**Instruction:**
Of the lines in the records that follow, how many include the word "slope"? Answer with a bare number.

**Task inputs:**
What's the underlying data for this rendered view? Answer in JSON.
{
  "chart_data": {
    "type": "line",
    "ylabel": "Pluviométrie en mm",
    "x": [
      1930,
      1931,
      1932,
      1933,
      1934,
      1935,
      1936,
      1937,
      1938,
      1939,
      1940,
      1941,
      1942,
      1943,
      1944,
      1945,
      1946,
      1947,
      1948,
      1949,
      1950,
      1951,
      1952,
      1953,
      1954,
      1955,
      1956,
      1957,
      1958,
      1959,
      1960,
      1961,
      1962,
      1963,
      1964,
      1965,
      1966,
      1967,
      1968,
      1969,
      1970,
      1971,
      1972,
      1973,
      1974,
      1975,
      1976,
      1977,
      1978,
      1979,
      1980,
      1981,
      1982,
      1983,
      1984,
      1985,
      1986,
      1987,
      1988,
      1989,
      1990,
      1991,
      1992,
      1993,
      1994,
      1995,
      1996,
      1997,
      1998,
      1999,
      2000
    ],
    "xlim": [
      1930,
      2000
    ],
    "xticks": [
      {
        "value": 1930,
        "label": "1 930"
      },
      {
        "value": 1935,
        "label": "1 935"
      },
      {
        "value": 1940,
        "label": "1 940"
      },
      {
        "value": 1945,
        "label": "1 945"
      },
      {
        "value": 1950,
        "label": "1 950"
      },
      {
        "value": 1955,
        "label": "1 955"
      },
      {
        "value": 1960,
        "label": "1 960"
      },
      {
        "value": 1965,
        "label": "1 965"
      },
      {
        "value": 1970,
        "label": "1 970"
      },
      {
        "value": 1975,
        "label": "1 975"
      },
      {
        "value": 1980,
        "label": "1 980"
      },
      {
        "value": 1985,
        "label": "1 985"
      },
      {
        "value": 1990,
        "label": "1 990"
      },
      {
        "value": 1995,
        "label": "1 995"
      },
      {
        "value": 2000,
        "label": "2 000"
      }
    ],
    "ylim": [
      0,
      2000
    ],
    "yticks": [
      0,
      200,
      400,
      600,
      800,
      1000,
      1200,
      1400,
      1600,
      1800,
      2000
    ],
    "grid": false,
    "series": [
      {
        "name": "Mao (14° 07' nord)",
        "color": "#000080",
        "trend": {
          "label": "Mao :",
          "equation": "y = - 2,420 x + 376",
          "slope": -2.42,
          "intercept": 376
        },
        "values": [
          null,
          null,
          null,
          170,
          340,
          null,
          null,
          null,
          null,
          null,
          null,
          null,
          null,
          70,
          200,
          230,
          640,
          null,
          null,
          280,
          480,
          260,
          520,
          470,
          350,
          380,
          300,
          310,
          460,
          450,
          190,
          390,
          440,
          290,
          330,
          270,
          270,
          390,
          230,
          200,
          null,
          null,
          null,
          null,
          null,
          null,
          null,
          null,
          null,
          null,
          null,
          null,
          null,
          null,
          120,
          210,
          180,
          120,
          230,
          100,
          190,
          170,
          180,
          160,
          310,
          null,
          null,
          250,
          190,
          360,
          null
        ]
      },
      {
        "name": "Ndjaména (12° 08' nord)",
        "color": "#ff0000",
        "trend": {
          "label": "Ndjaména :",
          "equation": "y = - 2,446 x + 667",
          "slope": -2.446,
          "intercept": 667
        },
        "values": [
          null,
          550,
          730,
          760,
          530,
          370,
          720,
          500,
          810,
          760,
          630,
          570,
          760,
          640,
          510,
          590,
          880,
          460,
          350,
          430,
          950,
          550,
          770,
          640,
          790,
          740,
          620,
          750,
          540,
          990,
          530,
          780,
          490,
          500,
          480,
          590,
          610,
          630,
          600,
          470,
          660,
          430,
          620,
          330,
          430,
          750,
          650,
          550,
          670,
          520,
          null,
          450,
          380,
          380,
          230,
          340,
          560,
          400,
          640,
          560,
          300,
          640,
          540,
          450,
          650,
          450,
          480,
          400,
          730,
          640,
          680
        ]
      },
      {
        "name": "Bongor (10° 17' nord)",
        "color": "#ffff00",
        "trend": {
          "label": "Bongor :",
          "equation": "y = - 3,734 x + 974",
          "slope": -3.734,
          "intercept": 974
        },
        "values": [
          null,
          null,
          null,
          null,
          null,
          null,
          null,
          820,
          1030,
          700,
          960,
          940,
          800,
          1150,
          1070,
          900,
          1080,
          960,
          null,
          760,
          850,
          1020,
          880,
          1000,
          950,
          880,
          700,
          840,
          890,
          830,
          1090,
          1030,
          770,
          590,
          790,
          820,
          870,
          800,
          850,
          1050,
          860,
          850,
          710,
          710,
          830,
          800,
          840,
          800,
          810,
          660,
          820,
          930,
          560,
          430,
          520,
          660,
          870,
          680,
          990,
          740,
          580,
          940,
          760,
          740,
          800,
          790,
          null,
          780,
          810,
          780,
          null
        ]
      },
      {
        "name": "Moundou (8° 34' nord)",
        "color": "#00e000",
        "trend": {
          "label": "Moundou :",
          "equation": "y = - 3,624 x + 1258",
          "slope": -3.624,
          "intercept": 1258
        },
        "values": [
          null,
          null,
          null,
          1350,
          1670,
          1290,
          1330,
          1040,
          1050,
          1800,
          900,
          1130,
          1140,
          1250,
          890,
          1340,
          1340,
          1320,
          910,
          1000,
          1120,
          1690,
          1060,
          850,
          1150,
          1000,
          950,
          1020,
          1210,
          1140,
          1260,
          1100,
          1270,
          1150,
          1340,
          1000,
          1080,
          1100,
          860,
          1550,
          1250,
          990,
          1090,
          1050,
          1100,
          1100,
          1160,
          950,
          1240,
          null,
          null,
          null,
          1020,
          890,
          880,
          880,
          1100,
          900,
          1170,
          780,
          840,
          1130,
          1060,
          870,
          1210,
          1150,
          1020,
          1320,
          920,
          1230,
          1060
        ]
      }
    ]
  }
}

**Expected answer:**
4